EXERCISE INSTRUCTIONS:
The entries below need to be written out exactly, with no pictures included.

* Begin RECORDS SHOWN *

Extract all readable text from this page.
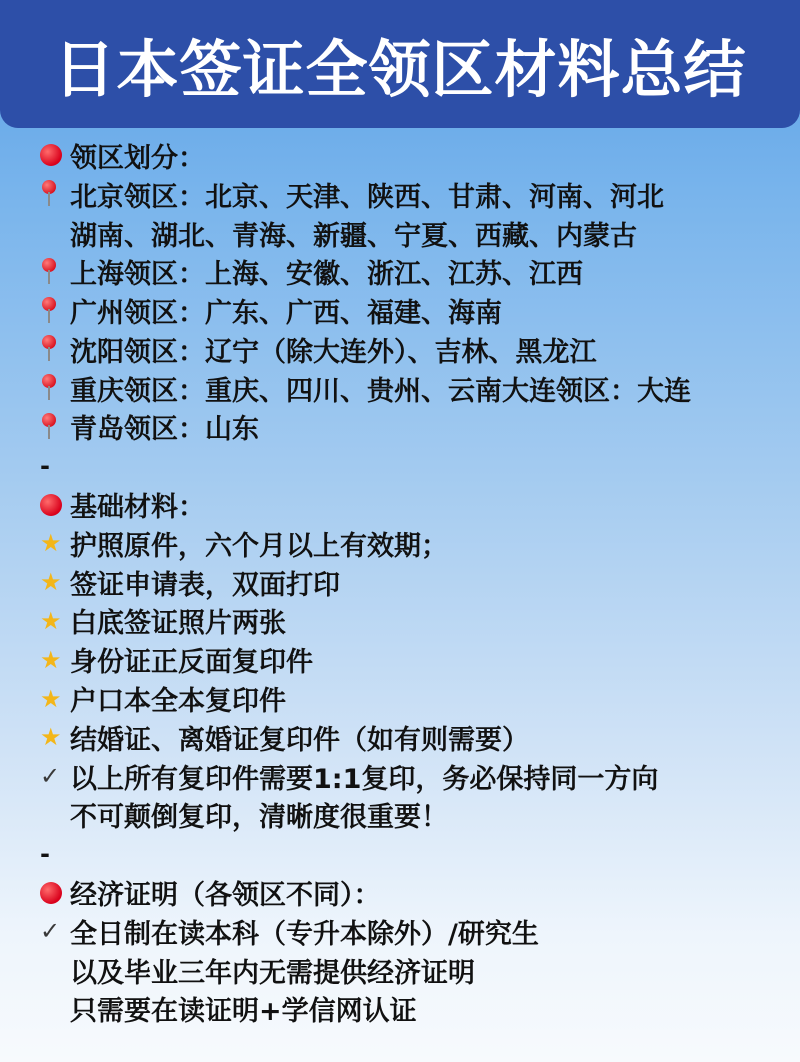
日本签证全领区材料总结
领区划分：
北京领区：北京、天津、陕西、甘肃、河南、河北
湖南、湖北、青海、新疆、宁夏、西藏、内蒙古
上海领区：上海、安徽、浙江、江苏、江西
广州领区：广东、广西、福建、海南
沈阳领区：辽宁（除大连外）、吉林、黑龙江
重庆领区：重庆、四川、贵州、云南大连领区：大连
青岛领区：山东
-
基础材料：
★ 护照原件，六个月以上有效期；
★ 签证申请表，双面打印
★ 白底签证照片两张
★ 身份证正反面复印件
★ 户口本全本复印件
★ 结婚证、离婚证复印件（如有则需要）
✓ 以上所有复印件需要1:1复印，务必保持同一方向
不可颠倒复印，清晰度很重要！
-
经济证明（各领区不同）：
✓ 全日制在读本科（专升本除外）/研究生
以及毕业三年内无需提供经济证明
只需要在读证明+学信网认证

* End RECORDS SHOWN *

RESPONSE TO THE EXERCISE:
Extract all readable text from this page.
日本签证全领区材料总结
领区划分：
北京领区：北京、天津、陕西、甘肃、河南、河北
湖南、湖北、青海、新疆、宁夏、西藏、内蒙古
上海领区：上海、安徽、浙江、江苏、江西
广州领区：广东、广西、福建、海南
沈阳领区：辽宁（除大连外）、吉林、黑龙江
重庆领区：重庆、四川、贵州、云南大连领区：大连
青岛领区：山东
-
基础材料：
★ 护照原件，六个月以上有效期；
★ 签证申请表，双面打印
★ 白底签证照片两张
★ 身份证正反面复印件
★ 户口本全本复印件
★ 结婚证、离婚证复印件（如有则需要）
✓ 以上所有复印件需要1:1复印，务必保持同一方向
不可颠倒复印，清晰度很重要！
-
经济证明（各领区不同）：
✓ 全日制在读本科（专升本除外）/研究生
以及毕业三年内无需提供经济证明
只需要在读证明+学信网认证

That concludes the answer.